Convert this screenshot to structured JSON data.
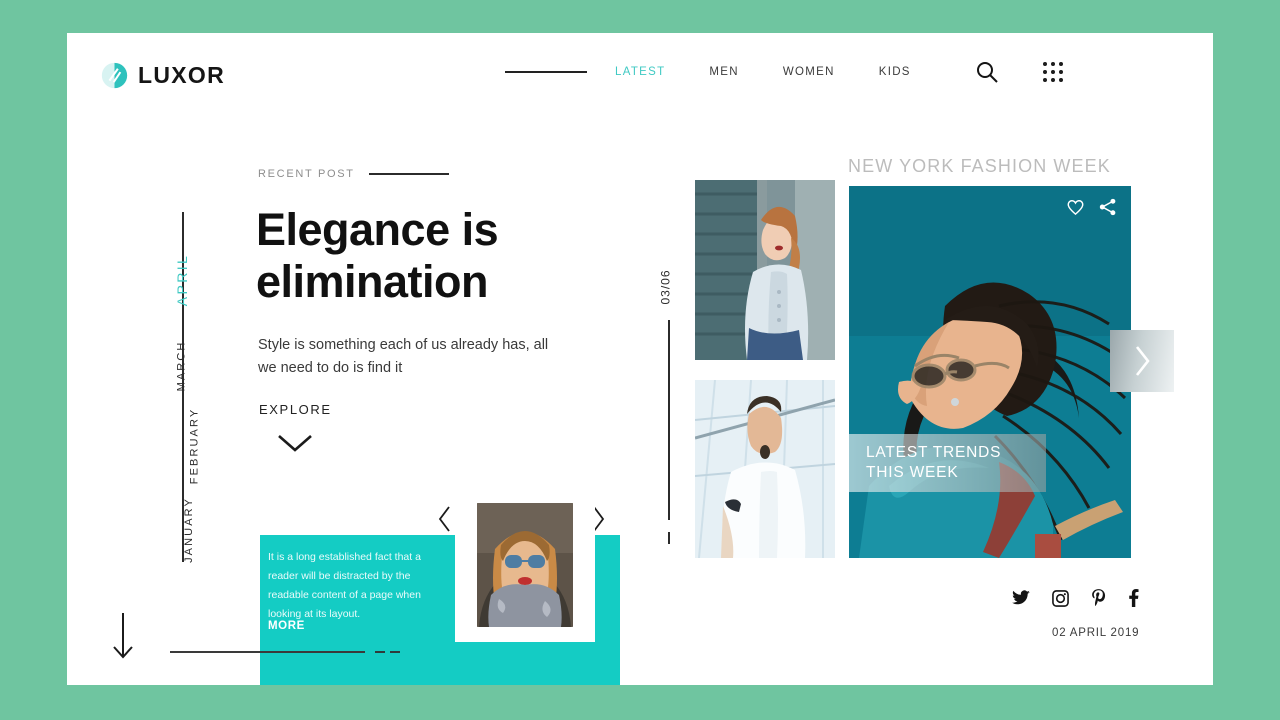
{
  "theme": {
    "page_bg": "#6fc5a0",
    "card_bg": "#ffffff",
    "accent_teal": "#3fc9c3",
    "promo_teal": "#14ccc4",
    "hero_teal": "#0d7086",
    "text_dark": "#111111",
    "text_muted": "#8d8d8d"
  },
  "header": {
    "logo_text": "LUXOR",
    "logo_icon": "leaf-circle-icon",
    "nav_items": [
      {
        "label": "LATEST",
        "active": true
      },
      {
        "label": "MEN",
        "active": false
      },
      {
        "label": "WOMEN",
        "active": false
      },
      {
        "label": "KIDS",
        "active": false
      }
    ],
    "search_icon": "search-icon",
    "menu_icon": "grid-menu-icon"
  },
  "months_rail": {
    "items": [
      {
        "label": "APRIL",
        "active": true
      },
      {
        "label": "MARCH",
        "active": false
      },
      {
        "label": "FEBRUARY",
        "active": false
      },
      {
        "label": "JANUARY",
        "active": false
      }
    ]
  },
  "hero_post": {
    "eyebrow": "RECENT POST",
    "headline_line1": "Elegance is",
    "headline_line2": "elimination",
    "subtitle": "Style is something each of us already has, all we need to do is find it",
    "explore_label": "EXPLORE",
    "explore_icon": "chevron-down-icon",
    "scroll_icon": "arrow-down-icon"
  },
  "promo": {
    "body": "It is a long established fact that a reader will be distracted by the readable content of a page when looking at its layout.",
    "more_label": "MORE",
    "prev_icon": "chevron-left-icon",
    "next_icon": "chevron-right-icon"
  },
  "counter": {
    "value": "03/06"
  },
  "feature": {
    "title": "NEW YORK FASHION WEEK",
    "caption_line1": "LATEST TRENDS",
    "caption_line2": "THIS WEEK",
    "like_icon": "heart-icon",
    "share_icon": "share-icon",
    "next_slide_icon": "chevron-right-icon"
  },
  "thumbnails": [
    {
      "alt_name": "thumbnail-woman-denim-jacket"
    },
    {
      "alt_name": "thumbnail-man-white-polo"
    }
  ],
  "footer": {
    "social": [
      {
        "name": "twitter-icon"
      },
      {
        "name": "instagram-icon"
      },
      {
        "name": "pinterest-icon"
      },
      {
        "name": "facebook-icon"
      }
    ],
    "date": "02 APRIL 2019"
  }
}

▶ **What is expected**:
Show every line in the records above that contains the word "down".

▶ **Result below**:
    "explore_icon": "chevron-down-icon",
    "scroll_icon": "arrow-down-icon"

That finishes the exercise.